/---
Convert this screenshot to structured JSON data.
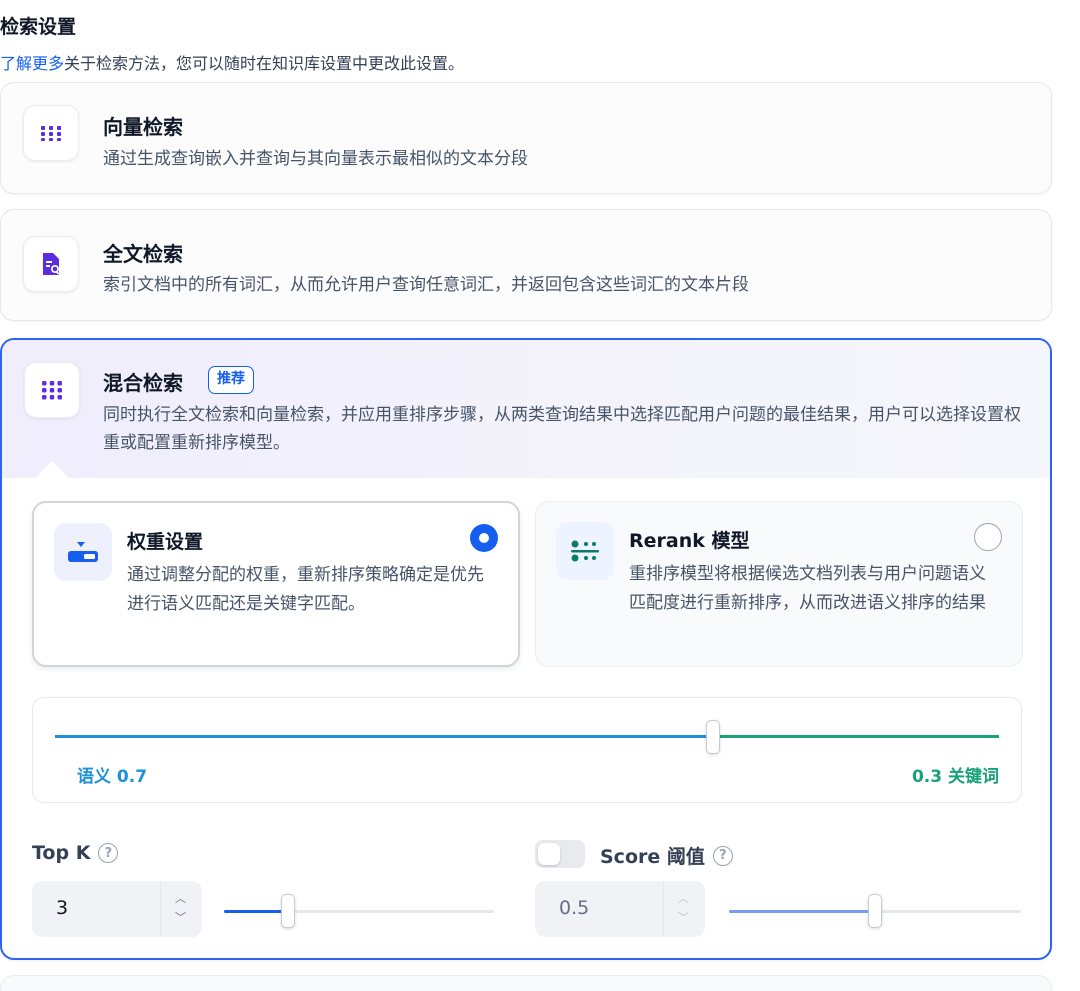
{
  "header": {
    "title": "检索设置",
    "learn_more": "了解更多",
    "subtitle_rest": "关于检索方法，您可以随时在知识库设置中更改此设置。"
  },
  "methods": {
    "vector": {
      "icon": "grid-dots-icon",
      "title": "向量检索",
      "desc": "通过生成查询嵌入并查询与其向量表示最相似的文本分段"
    },
    "fulltext": {
      "icon": "document-search-icon",
      "title": "全文检索",
      "desc": "索引文档中的所有词汇，从而允许用户查询任意词汇，并返回包含这些词汇的文本片段"
    },
    "hybrid": {
      "icon": "grid-dots-icon",
      "title": "混合检索",
      "badge": "推荐",
      "desc": "同时执行全文检索和向量检索，并应用重排序步骤，从两类查询结果中选择匹配用户问题的最佳结果，用户可以选择设置权重或配置重新排序模型。",
      "selected": true
    }
  },
  "hybrid_options": {
    "weight": {
      "title": "权重设置",
      "desc": "通过调整分配的权重，重新排序策略确定是优先进行语义匹配还是关键字匹配。",
      "selected": true
    },
    "rerank": {
      "title": "Rerank 模型",
      "desc": "重排序模型将根据候选文档列表与用户问题语义匹配度进行重新排序，从而改进语义排序的结果",
      "selected": false
    }
  },
  "weights": {
    "semantic_label": "语义 0.7",
    "keyword_label": "0.3 关键词",
    "semantic": 0.7,
    "keyword": 0.3,
    "semantic_color": "#1d91d9",
    "keyword_color": "#17a37a"
  },
  "top_k": {
    "label": "Top K",
    "help": "?",
    "value": "3",
    "slider_fraction": 0.26
  },
  "score_threshold": {
    "label": "Score 阈值",
    "help": "?",
    "enabled": false,
    "value": "0.5",
    "slider_fraction": 0.5
  },
  "colors": {
    "accent": "#155eef",
    "selected_border": "#2e62f0"
  }
}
\---
_Directions for this task_
Skipping the pictures, transcribe each line above exactly as it appears.

_Full response_
Convert this screenshot to structured JSON data.
{
  "header": {
    "title": "检索设置",
    "learn_more": "了解更多",
    "subtitle_rest": "关于检索方法，您可以随时在知识库设置中更改此设置。"
  },
  "methods": {
    "vector": {
      "icon": "grid-dots-icon",
      "title": "向量检索",
      "desc": "通过生成查询嵌入并查询与其向量表示最相似的文本分段"
    },
    "fulltext": {
      "icon": "document-search-icon",
      "title": "全文检索",
      "desc": "索引文档中的所有词汇，从而允许用户查询任意词汇，并返回包含这些词汇的文本片段"
    },
    "hybrid": {
      "icon": "grid-dots-icon",
      "title": "混合检索",
      "badge": "推荐",
      "desc": "同时执行全文检索和向量检索，并应用重排序步骤，从两类查询结果中选择匹配用户问题的最佳结果，用户可以选择设置权重或配置重新排序模型。",
      "selected": true
    }
  },
  "hybrid_options": {
    "weight": {
      "title": "权重设置",
      "desc": "通过调整分配的权重，重新排序策略确定是优先进行语义匹配还是关键字匹配。",
      "selected": true
    },
    "rerank": {
      "title": "Rerank 模型",
      "desc": "重排序模型将根据候选文档列表与用户问题语义匹配度进行重新排序，从而改进语义排序的结果",
      "selected": false
    }
  },
  "weights": {
    "semantic_label": "语义 0.7",
    "keyword_label": "0.3 关键词",
    "semantic": 0.7,
    "keyword": 0.3,
    "semantic_color": "#1d91d9",
    "keyword_color": "#17a37a"
  },
  "top_k": {
    "label": "Top K",
    "help": "?",
    "value": "3",
    "slider_fraction": 0.26
  },
  "score_threshold": {
    "label": "Score 阈值",
    "help": "?",
    "enabled": false,
    "value": "0.5",
    "slider_fraction": 0.5
  },
  "colors": {
    "accent": "#155eef",
    "selected_border": "#2e62f0"
  }
}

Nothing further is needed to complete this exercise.